EXERCISE
Go through the listing and return every line with "liquidity" in it.
——
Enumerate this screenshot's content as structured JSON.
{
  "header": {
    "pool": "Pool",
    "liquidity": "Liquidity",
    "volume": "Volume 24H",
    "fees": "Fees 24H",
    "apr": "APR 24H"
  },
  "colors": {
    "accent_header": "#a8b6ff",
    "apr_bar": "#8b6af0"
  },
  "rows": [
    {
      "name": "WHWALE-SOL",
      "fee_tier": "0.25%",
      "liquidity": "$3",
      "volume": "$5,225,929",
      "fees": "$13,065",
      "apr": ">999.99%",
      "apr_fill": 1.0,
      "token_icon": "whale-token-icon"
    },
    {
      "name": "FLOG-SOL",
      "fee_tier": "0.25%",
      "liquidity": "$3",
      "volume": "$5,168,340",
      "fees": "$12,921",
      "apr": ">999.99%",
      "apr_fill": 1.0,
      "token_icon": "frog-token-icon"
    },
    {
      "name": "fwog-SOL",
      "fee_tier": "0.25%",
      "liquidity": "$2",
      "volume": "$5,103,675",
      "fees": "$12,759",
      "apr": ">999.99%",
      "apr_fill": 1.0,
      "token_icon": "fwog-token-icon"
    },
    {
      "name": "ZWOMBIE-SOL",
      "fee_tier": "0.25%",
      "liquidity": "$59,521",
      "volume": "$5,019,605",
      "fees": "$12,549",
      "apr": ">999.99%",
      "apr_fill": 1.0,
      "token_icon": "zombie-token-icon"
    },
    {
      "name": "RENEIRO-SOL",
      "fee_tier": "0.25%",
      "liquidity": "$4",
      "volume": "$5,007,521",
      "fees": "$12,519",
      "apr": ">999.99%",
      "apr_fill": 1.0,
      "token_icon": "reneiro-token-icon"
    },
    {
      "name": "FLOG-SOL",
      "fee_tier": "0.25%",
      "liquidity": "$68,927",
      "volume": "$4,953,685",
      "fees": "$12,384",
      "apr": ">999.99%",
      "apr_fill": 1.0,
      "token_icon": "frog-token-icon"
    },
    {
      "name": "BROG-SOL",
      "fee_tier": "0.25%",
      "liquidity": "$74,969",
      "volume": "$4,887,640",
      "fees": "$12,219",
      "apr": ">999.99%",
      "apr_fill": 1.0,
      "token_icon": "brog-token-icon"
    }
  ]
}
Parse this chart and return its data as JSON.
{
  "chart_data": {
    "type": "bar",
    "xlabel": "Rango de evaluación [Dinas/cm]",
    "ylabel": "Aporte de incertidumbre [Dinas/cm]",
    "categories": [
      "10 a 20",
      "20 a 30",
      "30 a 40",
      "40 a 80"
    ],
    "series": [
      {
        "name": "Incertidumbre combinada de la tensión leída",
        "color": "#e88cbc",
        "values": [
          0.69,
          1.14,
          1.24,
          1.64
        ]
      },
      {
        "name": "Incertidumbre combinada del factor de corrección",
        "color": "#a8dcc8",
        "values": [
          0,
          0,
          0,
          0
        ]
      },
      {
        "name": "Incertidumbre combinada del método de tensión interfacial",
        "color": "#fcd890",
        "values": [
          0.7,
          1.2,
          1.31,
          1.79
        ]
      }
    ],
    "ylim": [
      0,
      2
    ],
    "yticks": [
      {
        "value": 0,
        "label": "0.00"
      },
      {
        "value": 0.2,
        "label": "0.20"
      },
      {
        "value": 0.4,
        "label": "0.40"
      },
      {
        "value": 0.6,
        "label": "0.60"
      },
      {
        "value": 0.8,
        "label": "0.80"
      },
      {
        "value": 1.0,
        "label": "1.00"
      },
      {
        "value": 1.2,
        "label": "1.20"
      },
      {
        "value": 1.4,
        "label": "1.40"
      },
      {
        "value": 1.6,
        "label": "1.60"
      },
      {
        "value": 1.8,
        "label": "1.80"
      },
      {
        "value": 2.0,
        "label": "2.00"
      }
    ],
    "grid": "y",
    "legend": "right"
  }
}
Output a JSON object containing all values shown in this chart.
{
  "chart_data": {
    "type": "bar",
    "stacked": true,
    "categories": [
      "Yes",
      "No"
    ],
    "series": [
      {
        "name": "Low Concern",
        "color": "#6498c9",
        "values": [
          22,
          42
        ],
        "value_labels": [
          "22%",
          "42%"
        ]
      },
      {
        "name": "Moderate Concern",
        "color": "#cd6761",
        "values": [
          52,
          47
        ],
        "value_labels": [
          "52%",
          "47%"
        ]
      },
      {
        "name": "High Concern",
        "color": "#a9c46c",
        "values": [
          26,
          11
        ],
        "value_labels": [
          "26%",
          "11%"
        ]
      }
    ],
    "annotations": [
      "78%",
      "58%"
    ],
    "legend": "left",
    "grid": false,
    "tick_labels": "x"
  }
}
——
COMPLETED EXERCISE
    "liquidity": "Liquidity",
      "liquidity": "$3",
      "liquidity": "$3",
      "liquidity": "$2",
      "liquidity": "$59,521",
      "liquidity": "$4",
      "liquidity": "$68,927",
      "liquidity": "$74,969",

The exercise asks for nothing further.